> THE REQUEST: Find the lines in these entries that include the word "Portfolios" and state how many there are, with no other words.

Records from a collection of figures
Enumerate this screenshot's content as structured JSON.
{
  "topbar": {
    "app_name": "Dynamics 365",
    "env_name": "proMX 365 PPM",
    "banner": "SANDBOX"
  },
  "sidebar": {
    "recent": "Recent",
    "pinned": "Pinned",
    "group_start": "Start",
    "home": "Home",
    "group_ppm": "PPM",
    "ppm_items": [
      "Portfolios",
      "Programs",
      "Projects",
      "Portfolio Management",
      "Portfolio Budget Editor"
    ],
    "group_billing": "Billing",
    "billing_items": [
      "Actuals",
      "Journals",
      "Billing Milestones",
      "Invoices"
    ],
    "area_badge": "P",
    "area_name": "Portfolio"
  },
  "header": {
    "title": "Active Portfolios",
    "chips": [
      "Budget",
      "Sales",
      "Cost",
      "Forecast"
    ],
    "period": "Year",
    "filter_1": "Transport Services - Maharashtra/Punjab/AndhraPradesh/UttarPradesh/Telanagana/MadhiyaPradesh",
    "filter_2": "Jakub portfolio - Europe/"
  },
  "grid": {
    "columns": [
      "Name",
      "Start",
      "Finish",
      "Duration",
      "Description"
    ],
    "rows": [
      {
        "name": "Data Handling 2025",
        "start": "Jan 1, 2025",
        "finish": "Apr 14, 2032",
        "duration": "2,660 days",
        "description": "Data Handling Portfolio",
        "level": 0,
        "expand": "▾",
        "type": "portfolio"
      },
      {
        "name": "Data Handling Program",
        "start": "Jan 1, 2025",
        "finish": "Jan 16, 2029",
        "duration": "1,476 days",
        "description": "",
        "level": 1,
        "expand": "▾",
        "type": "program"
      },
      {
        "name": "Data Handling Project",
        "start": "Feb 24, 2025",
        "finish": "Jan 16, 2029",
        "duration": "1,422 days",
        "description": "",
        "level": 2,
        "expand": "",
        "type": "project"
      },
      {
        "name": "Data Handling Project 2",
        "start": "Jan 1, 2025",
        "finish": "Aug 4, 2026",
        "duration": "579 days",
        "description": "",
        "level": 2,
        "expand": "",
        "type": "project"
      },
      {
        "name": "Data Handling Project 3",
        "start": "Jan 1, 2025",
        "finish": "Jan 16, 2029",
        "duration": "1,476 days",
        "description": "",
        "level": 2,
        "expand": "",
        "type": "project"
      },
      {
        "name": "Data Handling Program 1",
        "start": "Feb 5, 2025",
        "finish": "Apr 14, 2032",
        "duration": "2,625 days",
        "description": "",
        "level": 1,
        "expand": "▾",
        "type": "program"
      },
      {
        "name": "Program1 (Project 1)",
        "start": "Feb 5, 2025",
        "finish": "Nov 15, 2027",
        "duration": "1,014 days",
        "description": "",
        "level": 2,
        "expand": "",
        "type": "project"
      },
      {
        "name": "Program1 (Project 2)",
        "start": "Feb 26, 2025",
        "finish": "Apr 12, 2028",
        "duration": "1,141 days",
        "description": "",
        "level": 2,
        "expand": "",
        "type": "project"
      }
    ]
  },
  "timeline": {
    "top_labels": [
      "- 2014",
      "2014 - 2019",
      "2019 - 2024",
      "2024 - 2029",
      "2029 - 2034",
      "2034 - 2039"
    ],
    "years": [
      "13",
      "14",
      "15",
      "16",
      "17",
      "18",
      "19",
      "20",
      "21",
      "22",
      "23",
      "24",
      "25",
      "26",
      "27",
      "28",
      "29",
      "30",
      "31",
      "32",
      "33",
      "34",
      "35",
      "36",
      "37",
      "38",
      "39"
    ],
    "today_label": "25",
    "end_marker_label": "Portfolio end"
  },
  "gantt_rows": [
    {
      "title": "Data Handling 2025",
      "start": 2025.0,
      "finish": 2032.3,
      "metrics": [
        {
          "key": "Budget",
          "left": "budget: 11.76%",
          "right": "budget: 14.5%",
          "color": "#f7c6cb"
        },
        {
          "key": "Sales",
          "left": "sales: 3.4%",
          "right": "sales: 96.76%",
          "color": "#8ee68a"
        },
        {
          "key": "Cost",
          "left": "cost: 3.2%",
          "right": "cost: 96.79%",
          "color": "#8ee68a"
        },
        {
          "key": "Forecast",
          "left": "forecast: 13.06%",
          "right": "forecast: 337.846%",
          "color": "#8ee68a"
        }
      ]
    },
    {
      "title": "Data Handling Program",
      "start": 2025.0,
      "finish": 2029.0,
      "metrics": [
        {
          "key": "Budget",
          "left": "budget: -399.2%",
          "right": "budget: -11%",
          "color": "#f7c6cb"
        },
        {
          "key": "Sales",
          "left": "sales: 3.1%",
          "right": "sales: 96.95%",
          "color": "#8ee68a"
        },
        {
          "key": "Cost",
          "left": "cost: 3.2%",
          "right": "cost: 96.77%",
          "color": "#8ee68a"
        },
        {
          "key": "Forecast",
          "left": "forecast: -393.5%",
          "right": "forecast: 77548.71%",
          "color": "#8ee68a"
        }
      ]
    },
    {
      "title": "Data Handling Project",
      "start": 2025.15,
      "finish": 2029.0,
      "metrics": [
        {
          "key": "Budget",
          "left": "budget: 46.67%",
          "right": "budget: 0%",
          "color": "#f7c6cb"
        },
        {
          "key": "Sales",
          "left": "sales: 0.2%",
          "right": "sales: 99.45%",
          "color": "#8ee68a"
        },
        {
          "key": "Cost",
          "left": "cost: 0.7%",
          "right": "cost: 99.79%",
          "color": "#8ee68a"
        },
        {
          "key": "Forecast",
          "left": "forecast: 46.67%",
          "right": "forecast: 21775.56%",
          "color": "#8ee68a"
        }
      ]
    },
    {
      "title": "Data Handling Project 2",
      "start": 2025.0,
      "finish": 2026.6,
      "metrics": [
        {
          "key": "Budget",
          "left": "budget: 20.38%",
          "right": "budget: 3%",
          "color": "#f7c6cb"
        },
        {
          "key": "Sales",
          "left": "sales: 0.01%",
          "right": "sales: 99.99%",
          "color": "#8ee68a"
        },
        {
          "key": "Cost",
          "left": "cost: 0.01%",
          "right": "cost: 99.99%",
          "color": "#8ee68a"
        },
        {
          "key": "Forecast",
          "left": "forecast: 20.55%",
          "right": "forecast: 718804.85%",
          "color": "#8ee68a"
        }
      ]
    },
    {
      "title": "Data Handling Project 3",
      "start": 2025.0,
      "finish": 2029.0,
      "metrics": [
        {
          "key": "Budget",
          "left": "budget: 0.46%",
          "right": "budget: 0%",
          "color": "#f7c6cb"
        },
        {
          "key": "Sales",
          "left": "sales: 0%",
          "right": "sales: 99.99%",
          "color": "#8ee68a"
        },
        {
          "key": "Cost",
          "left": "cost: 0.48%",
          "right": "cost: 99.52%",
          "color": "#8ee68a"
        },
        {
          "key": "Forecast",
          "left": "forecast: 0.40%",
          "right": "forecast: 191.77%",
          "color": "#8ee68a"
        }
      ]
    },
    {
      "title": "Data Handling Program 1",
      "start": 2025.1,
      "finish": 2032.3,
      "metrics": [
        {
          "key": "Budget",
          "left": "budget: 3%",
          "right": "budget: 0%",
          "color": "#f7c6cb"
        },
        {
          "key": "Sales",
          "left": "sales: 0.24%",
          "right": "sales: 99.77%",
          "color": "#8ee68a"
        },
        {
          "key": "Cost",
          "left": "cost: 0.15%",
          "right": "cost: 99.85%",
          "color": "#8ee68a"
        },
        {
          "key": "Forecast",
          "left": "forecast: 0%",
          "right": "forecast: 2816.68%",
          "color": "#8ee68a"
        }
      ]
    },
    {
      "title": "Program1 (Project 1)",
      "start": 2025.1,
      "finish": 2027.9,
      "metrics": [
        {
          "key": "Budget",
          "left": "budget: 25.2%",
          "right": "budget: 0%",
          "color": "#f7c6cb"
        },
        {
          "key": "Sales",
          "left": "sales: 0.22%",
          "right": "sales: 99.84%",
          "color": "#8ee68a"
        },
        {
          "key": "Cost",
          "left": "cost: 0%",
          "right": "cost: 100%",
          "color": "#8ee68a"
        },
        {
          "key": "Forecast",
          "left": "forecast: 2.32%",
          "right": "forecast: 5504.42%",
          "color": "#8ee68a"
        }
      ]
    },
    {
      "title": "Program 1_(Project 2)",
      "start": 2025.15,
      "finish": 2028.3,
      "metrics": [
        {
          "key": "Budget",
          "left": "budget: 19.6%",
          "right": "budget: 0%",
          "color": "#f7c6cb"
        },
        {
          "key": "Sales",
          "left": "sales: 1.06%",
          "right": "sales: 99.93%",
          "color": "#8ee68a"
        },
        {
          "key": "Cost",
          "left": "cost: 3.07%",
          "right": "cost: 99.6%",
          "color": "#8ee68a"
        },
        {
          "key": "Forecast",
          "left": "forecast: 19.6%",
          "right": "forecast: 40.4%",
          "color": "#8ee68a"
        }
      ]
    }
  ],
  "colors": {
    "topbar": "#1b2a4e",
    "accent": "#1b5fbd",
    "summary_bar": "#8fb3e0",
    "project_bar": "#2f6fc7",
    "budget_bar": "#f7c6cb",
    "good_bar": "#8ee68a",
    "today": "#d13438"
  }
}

> THE COMPLETED TASK: 2